## [TASK GOAL]
Look through the records below and give the number of lines holding the string "Street", nothing more.

(Items listed in a dataset)
— Begin —
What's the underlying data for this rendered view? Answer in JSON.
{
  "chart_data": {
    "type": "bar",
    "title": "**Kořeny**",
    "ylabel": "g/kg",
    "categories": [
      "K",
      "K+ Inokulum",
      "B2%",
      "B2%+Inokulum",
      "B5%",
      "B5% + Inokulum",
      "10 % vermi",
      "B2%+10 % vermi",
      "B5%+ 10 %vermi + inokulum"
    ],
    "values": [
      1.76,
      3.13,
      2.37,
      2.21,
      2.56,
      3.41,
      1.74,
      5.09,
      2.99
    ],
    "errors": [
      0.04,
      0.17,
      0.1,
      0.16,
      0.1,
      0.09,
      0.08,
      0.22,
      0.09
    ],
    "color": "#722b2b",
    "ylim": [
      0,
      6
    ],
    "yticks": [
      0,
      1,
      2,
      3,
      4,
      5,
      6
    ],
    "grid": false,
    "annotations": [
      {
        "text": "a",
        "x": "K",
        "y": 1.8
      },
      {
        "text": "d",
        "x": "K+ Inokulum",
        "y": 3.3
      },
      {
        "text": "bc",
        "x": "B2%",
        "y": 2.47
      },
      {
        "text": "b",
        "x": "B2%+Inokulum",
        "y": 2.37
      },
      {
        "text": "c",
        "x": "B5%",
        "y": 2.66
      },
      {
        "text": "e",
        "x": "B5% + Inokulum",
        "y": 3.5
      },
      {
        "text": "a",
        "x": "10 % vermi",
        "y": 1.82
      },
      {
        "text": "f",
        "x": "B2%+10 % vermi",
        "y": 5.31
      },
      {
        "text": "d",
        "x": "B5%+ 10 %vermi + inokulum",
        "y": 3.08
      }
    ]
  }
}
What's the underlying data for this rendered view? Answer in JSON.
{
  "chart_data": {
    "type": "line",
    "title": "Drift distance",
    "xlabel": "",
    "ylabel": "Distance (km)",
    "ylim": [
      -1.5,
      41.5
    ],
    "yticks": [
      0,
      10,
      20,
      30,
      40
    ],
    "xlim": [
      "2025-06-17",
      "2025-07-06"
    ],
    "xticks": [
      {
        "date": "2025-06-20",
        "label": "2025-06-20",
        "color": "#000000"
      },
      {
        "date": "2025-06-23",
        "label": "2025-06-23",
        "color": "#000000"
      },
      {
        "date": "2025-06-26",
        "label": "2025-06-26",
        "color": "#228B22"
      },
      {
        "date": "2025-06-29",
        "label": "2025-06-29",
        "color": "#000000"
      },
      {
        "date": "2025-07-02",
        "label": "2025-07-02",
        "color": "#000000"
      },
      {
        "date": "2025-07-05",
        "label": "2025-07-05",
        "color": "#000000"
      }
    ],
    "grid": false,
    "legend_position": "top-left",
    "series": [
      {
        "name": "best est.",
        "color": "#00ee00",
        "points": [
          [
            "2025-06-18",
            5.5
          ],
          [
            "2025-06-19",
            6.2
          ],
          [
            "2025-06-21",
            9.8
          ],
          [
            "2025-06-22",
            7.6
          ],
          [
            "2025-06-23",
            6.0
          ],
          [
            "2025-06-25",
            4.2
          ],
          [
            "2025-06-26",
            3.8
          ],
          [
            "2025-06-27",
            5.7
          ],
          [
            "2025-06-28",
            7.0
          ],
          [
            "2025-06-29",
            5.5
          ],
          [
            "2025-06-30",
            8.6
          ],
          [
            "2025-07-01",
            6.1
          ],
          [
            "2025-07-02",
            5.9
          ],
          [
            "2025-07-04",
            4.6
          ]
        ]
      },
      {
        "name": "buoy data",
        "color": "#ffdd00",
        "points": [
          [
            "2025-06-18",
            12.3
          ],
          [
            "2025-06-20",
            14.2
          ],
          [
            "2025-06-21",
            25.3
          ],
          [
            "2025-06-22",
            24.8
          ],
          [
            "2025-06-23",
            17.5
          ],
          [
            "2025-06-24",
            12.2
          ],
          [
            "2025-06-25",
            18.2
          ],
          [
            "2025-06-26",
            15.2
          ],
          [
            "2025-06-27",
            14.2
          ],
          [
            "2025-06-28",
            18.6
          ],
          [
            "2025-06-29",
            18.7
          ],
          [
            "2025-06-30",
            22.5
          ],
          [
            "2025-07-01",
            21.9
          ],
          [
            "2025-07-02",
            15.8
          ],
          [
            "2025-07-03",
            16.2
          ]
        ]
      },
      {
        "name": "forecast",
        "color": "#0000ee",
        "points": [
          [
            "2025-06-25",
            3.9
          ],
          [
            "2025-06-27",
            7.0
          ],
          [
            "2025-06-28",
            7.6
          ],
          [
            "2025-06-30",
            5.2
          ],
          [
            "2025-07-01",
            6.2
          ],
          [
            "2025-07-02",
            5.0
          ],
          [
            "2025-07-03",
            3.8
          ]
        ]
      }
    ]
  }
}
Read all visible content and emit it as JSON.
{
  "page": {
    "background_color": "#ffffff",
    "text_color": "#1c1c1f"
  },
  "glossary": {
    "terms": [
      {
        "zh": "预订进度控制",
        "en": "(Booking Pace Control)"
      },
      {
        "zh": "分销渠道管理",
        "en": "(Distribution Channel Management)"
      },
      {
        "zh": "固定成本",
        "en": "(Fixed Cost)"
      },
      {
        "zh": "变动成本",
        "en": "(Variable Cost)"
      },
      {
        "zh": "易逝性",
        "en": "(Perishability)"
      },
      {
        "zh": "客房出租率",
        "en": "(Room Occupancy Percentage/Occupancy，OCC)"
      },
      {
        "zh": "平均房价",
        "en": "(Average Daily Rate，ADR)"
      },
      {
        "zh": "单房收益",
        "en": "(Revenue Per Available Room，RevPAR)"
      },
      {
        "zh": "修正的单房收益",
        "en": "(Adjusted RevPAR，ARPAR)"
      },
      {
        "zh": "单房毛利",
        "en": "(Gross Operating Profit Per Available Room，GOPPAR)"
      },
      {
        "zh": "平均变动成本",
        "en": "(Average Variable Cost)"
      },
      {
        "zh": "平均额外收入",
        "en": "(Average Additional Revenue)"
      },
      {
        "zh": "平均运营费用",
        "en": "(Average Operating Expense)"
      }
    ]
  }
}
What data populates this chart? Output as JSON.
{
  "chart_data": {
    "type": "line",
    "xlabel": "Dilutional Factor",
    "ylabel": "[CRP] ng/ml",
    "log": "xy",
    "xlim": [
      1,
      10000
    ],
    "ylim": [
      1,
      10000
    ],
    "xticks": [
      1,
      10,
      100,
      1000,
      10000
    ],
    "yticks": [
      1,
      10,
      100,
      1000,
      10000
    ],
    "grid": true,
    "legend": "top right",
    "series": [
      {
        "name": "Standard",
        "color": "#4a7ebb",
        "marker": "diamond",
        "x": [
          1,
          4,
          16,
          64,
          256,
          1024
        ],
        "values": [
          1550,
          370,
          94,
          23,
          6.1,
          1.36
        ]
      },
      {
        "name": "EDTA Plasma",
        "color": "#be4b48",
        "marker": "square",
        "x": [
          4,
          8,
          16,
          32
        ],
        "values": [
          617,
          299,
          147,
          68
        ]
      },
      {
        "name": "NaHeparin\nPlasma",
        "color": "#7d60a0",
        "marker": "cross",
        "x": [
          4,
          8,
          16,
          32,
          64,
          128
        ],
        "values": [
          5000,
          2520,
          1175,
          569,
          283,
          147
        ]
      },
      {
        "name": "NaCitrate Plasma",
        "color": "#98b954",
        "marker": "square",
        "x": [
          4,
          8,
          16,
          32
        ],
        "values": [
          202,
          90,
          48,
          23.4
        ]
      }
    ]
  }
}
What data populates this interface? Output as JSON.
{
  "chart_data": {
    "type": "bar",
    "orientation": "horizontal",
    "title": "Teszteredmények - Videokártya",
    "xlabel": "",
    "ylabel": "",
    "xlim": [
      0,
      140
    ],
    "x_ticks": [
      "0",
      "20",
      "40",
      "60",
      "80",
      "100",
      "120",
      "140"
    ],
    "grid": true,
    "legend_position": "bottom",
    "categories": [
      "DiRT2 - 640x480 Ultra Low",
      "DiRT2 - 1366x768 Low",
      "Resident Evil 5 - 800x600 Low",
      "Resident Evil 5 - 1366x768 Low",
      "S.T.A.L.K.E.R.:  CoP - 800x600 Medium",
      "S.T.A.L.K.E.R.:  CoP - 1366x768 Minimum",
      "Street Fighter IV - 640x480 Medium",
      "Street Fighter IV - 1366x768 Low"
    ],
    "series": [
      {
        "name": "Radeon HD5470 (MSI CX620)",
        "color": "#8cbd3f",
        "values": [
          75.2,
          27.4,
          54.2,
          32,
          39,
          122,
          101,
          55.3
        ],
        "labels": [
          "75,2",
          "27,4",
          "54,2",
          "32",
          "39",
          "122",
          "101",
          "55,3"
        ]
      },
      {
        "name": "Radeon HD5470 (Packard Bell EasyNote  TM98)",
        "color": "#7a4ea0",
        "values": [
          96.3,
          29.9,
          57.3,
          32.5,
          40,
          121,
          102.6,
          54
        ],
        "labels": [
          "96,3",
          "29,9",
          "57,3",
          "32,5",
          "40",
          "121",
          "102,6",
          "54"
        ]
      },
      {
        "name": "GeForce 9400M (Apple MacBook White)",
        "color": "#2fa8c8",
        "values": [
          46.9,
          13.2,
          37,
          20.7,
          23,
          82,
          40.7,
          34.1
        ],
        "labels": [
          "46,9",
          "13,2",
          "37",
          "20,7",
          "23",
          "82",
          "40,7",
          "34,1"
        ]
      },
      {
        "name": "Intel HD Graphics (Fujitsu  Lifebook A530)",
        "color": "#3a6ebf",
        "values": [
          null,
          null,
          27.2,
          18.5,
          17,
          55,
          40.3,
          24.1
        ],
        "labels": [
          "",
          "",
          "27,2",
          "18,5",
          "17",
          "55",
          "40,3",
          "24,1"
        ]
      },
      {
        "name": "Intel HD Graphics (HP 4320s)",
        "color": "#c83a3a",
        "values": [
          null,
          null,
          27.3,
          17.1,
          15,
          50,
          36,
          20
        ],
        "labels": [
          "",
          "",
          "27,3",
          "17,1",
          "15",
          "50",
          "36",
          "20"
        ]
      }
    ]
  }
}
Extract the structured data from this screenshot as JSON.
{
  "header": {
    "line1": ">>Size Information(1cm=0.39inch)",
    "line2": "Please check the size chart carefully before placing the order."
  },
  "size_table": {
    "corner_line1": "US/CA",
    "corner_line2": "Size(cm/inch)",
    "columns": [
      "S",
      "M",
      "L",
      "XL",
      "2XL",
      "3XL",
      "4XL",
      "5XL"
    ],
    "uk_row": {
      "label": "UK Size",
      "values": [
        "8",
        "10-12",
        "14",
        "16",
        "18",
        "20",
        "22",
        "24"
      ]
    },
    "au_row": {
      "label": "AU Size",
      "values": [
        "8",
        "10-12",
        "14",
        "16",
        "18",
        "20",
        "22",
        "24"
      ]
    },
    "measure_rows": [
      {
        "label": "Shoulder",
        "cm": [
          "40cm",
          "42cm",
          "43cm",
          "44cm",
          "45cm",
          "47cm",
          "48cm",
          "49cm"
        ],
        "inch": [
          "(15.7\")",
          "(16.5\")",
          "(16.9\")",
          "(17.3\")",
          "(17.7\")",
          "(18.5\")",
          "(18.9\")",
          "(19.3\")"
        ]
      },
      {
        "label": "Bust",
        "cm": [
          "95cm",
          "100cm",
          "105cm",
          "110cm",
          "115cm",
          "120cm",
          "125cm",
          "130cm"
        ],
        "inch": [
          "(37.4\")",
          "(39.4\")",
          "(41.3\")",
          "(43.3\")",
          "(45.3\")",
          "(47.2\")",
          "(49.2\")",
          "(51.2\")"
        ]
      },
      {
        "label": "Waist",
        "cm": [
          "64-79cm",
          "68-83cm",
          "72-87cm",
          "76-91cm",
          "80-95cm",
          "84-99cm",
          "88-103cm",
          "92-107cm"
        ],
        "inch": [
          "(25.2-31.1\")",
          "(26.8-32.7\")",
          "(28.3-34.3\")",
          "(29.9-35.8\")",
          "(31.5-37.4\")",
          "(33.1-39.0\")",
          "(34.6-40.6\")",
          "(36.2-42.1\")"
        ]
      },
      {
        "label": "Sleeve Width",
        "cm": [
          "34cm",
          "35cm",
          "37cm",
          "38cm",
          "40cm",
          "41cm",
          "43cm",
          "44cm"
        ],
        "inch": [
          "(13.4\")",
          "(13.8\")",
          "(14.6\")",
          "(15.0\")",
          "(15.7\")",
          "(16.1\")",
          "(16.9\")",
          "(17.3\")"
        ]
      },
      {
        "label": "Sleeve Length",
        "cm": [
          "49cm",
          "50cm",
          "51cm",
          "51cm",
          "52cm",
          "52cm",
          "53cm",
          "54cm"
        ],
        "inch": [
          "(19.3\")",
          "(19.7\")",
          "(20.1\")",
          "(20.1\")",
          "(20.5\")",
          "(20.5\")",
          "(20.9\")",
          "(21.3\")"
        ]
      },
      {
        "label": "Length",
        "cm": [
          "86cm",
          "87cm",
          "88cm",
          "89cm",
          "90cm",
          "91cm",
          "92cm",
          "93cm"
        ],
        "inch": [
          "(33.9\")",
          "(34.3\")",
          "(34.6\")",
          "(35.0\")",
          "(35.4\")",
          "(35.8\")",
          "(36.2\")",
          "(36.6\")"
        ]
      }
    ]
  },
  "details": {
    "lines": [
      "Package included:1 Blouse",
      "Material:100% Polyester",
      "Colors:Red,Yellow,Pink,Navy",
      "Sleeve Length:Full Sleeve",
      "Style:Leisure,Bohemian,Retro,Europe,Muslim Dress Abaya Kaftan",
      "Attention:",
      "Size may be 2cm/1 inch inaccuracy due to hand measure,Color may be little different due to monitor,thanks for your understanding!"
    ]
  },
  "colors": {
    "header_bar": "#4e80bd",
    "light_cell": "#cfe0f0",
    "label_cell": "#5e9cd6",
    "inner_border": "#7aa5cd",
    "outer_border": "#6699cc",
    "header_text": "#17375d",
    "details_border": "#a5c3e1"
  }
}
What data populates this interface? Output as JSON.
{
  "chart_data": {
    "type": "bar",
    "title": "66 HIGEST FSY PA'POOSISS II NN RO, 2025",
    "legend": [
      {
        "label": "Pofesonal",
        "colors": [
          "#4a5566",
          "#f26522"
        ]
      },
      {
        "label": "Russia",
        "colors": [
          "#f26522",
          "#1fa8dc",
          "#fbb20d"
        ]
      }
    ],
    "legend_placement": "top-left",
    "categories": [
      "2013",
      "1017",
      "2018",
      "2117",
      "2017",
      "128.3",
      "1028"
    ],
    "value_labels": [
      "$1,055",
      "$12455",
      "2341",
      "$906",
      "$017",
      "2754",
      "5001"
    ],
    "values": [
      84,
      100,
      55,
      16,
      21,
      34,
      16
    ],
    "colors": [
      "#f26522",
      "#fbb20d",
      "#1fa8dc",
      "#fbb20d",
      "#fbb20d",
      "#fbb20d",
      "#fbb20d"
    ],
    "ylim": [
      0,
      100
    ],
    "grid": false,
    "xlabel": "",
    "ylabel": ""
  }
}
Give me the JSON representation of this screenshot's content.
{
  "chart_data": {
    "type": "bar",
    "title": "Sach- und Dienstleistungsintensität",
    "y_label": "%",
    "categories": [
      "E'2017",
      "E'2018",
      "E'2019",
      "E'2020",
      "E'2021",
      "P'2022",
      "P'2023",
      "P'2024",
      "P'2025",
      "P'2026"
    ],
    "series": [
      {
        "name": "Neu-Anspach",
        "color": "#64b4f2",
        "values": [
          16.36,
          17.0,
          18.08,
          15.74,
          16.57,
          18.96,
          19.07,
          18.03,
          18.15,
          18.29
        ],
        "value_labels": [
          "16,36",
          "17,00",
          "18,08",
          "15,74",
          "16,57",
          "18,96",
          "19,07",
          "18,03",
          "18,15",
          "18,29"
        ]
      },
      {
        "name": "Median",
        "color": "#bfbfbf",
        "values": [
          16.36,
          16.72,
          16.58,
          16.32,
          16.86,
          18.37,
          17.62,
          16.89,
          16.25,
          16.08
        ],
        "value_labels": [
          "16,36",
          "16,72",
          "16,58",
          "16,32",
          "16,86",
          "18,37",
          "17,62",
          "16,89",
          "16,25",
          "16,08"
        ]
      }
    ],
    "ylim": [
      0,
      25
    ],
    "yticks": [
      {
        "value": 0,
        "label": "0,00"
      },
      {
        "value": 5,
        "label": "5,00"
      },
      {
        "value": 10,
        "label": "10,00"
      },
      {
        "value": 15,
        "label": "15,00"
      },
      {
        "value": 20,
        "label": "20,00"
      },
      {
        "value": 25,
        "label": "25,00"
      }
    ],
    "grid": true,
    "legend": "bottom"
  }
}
— End —
## [EXERCISE RESPONSE]
2